>> begin SOURCE RECORDS
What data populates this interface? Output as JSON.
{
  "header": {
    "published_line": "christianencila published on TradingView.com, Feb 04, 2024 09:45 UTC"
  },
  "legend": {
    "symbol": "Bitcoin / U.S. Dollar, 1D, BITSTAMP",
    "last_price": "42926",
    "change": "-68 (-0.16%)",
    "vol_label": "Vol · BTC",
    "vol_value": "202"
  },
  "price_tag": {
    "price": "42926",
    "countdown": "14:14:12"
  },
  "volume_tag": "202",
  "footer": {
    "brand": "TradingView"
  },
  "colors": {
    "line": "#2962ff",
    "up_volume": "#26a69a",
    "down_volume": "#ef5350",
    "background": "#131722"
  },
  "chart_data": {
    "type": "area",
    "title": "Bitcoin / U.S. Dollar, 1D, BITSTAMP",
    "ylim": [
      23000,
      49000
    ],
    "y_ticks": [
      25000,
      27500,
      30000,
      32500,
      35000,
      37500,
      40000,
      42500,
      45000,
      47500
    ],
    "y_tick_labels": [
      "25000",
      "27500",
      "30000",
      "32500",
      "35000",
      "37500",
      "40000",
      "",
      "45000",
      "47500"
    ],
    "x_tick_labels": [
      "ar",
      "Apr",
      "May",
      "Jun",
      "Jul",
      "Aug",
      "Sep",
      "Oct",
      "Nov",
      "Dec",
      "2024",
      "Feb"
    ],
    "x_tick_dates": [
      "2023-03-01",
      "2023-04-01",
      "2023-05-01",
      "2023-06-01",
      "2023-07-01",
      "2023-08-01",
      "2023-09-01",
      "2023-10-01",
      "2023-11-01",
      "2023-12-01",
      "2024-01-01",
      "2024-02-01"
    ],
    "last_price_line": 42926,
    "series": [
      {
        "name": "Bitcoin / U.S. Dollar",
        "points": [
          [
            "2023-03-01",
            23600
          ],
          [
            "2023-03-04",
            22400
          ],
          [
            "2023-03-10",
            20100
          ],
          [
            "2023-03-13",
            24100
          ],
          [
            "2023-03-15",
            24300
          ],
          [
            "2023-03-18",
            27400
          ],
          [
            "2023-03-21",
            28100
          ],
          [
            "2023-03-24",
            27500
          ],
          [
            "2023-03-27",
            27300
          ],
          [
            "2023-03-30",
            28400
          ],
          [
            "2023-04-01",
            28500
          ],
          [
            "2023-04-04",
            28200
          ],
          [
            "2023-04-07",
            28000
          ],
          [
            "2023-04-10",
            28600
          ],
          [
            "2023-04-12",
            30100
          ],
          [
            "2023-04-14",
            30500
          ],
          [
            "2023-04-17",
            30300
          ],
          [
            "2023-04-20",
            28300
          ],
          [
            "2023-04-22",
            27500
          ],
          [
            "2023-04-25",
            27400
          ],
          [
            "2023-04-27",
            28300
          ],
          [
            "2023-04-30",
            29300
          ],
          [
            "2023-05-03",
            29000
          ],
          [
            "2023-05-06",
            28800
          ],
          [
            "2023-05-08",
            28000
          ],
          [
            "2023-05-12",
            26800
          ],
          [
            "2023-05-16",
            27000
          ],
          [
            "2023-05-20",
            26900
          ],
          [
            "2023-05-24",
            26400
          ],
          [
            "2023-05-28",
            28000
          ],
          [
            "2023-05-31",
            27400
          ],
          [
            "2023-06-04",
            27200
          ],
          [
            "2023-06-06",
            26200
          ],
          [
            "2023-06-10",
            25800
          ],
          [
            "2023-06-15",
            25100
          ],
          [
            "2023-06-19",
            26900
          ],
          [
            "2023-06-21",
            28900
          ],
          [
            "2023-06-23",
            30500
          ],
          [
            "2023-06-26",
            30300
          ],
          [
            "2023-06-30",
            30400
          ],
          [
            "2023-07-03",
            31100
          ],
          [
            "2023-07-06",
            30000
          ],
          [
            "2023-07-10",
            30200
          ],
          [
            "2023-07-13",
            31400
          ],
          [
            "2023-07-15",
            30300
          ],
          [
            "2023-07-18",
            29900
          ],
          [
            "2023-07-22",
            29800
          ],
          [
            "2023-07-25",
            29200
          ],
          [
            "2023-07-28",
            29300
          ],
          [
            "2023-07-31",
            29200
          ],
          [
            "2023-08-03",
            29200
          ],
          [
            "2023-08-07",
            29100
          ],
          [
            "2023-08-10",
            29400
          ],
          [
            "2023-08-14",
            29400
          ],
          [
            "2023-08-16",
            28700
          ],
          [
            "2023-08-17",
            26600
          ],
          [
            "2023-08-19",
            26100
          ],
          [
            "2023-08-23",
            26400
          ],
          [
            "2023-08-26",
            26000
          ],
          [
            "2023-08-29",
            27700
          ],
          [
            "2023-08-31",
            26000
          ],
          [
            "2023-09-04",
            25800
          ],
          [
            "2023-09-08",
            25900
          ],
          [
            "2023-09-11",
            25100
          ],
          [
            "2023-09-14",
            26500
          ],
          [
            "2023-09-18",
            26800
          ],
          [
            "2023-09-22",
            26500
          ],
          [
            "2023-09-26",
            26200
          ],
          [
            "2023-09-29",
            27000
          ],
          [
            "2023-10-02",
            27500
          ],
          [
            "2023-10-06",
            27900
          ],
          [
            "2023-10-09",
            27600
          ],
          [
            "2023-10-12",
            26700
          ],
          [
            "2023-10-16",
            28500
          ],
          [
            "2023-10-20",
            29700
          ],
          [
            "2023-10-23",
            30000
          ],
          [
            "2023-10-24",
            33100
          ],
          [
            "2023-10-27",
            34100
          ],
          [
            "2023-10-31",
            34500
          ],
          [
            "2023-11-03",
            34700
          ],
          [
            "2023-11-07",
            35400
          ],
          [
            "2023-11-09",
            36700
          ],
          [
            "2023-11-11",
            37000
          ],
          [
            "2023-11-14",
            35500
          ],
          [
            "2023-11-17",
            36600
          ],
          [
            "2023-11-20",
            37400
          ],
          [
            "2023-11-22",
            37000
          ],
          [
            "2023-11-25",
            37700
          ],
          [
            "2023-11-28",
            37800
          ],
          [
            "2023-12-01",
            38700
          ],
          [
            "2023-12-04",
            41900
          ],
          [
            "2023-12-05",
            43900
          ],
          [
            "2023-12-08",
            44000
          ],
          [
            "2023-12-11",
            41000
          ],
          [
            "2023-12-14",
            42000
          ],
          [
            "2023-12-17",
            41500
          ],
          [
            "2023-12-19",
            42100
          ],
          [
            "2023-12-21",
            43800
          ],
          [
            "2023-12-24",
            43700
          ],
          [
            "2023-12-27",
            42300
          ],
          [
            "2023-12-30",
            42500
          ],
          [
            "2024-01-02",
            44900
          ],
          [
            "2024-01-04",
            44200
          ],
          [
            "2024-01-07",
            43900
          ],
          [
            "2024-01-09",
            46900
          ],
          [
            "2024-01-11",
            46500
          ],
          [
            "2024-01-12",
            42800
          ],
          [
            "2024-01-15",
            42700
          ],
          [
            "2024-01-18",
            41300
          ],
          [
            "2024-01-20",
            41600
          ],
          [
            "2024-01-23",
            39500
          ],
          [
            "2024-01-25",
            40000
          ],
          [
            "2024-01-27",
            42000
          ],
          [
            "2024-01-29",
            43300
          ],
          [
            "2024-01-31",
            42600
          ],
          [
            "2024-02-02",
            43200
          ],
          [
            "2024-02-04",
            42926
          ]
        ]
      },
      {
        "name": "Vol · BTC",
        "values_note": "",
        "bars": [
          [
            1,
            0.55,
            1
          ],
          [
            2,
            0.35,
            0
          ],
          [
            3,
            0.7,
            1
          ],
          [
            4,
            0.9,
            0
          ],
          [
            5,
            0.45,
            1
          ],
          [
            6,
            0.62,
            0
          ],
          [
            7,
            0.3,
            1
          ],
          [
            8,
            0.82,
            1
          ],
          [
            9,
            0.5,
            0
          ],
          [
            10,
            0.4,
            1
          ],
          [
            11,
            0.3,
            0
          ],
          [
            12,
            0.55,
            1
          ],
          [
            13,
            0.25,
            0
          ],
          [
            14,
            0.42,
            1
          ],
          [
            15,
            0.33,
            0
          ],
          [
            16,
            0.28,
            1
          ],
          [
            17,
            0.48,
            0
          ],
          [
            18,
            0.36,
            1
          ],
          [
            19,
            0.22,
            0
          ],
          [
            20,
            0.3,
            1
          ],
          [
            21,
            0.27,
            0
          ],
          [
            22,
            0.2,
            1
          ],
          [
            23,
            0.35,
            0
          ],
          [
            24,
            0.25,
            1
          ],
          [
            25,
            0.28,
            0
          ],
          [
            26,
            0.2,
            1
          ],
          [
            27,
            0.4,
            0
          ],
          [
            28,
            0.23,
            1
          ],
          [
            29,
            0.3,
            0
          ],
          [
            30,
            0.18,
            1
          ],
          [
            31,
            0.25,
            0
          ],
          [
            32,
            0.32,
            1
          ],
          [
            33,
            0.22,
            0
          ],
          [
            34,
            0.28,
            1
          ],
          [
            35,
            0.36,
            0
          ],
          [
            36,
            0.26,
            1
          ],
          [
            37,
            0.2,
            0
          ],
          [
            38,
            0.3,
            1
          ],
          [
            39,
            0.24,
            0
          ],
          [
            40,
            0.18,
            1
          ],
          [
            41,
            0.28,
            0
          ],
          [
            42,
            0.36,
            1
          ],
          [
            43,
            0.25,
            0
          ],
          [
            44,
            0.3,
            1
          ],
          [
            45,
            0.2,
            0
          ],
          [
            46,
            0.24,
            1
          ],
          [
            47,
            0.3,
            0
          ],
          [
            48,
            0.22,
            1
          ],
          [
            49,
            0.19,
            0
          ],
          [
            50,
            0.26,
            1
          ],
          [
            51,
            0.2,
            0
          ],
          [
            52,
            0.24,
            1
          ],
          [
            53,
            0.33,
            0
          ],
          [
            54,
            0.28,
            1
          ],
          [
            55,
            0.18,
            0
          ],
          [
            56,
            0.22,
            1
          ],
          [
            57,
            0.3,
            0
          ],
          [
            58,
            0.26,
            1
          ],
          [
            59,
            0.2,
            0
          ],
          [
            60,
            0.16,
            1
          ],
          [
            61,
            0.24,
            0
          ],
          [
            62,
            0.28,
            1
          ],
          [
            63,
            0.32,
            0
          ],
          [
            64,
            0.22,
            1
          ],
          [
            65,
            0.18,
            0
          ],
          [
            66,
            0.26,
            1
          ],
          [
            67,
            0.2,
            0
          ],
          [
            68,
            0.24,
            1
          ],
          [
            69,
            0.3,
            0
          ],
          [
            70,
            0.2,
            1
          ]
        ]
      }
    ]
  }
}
>> end SOURCE RECORDS
- EXERCISE OBJECTIVE:
Using the records above, gather all lines where the string "Bitcoin" is present.

- FINISHED TASK:
    "symbol": "Bitcoin / U.S. Dollar, 1D, BITSTAMP",
    "title": "Bitcoin / U.S. Dollar, 1D, BITSTAMP",
        "name": "Bitcoin / U.S. Dollar",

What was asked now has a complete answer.